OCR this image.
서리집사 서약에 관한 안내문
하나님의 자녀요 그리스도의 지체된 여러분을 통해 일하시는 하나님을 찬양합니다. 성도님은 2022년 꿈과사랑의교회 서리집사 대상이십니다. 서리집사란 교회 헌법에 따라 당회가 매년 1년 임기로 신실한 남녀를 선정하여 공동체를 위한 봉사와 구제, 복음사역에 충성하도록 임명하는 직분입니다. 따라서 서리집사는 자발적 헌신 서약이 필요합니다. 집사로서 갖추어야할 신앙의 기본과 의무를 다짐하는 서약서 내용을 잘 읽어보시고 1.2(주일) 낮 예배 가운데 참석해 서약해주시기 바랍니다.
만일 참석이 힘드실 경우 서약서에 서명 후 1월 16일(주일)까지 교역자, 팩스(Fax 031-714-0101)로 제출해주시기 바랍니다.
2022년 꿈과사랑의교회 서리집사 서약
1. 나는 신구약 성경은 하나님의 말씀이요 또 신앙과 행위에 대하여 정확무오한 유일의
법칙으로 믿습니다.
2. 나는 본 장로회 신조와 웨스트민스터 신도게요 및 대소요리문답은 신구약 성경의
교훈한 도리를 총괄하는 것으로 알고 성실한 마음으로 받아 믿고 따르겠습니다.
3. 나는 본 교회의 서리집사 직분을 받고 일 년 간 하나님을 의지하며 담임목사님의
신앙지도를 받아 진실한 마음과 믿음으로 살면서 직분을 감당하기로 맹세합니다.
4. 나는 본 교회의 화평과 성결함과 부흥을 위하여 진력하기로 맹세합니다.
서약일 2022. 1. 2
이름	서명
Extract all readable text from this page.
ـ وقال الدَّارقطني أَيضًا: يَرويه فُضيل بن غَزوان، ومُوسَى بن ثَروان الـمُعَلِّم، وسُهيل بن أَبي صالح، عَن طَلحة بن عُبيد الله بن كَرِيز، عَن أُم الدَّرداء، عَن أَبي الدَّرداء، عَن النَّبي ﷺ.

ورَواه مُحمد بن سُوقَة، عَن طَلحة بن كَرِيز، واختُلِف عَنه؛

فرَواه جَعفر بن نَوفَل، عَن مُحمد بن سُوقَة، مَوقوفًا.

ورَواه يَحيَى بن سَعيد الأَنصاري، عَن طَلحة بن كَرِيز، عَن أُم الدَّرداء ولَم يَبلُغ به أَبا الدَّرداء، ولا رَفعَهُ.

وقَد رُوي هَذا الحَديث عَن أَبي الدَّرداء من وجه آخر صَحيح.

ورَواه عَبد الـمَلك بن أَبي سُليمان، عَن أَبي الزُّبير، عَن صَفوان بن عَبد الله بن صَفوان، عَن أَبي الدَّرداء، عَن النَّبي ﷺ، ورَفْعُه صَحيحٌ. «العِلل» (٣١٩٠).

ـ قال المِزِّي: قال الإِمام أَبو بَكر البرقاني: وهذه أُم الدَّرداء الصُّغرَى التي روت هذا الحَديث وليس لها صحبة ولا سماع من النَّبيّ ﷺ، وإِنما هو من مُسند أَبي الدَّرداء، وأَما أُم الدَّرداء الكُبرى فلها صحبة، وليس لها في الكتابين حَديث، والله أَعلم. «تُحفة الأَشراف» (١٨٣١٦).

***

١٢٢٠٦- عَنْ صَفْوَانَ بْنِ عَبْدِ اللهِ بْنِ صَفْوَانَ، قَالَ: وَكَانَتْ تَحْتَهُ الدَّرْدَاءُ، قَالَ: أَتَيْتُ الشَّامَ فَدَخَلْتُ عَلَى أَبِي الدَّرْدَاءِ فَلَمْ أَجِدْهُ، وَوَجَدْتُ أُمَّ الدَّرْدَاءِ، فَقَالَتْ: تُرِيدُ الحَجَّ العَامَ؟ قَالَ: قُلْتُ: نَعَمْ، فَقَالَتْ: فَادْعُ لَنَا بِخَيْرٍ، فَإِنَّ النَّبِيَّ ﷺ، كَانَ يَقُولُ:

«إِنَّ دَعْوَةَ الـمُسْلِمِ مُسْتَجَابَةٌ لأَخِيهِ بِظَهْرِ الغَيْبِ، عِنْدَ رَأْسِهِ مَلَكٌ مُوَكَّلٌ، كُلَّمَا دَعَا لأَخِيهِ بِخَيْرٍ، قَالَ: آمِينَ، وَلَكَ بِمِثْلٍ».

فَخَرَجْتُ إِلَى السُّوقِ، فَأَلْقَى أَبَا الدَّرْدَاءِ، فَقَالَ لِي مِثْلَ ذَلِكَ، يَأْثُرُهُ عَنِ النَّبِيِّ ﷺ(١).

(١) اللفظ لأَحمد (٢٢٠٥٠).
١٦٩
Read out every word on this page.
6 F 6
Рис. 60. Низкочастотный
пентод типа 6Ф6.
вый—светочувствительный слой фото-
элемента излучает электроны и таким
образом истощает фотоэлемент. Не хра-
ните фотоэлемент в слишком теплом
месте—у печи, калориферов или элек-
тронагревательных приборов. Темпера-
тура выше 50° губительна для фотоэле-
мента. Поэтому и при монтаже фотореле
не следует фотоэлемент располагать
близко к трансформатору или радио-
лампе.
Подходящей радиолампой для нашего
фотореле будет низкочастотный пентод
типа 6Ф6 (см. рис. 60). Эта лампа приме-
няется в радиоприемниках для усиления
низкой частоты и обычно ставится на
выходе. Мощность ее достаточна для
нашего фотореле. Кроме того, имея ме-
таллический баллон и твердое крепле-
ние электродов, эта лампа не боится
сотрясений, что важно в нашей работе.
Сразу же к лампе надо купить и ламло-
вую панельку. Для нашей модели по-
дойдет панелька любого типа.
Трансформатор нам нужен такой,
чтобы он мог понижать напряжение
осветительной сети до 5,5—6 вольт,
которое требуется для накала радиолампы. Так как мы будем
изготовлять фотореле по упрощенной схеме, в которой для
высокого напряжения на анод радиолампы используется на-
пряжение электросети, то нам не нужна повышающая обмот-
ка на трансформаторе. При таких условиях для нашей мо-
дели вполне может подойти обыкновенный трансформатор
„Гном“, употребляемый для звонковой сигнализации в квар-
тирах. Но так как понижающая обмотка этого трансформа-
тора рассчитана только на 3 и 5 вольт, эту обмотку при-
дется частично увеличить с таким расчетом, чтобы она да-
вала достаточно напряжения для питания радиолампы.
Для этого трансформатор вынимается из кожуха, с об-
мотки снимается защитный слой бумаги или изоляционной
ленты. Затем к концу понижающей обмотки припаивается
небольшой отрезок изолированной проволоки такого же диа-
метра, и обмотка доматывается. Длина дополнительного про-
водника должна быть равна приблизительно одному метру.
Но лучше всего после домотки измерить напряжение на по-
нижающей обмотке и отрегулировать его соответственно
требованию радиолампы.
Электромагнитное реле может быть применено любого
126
□ □ □ □ □
# TASK REQUIREMENTS:
From the data, list each line in which the string "быть" appears.

# TASK RESULT:
водника должна быть равна приблизительно одному метру.
Электромагнитное реле может быть применено любого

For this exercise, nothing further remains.